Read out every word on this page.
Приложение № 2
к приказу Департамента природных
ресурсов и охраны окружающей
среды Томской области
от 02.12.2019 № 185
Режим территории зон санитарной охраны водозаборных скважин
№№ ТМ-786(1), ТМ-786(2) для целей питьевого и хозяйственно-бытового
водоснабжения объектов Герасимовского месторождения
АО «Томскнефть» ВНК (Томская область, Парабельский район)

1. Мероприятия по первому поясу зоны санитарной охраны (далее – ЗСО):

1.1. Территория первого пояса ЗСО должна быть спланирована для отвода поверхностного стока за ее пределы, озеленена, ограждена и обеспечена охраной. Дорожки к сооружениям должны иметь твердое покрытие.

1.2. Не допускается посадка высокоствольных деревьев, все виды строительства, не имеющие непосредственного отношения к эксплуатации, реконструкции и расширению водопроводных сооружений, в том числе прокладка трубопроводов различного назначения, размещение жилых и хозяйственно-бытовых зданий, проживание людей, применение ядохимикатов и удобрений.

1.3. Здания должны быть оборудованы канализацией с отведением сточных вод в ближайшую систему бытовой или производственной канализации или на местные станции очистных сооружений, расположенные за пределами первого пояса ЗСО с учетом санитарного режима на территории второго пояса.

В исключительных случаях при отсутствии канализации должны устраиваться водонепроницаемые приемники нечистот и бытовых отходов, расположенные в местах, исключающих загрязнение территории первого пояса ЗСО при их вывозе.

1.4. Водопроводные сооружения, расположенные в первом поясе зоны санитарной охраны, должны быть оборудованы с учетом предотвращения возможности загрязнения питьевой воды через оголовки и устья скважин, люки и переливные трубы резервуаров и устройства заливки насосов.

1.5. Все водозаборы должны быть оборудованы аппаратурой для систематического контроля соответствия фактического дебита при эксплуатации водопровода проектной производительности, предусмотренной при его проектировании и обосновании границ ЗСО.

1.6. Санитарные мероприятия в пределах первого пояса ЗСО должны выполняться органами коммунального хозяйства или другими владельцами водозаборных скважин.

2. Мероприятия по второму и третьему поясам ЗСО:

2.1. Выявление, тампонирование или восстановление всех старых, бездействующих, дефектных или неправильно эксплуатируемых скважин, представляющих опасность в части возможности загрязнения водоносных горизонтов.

━━━━━━━━━━━━━━━━━━━━

Looking at the material above, count the lines containing the string "первого" and reply with the count alone.

TASK RESPONSE - 4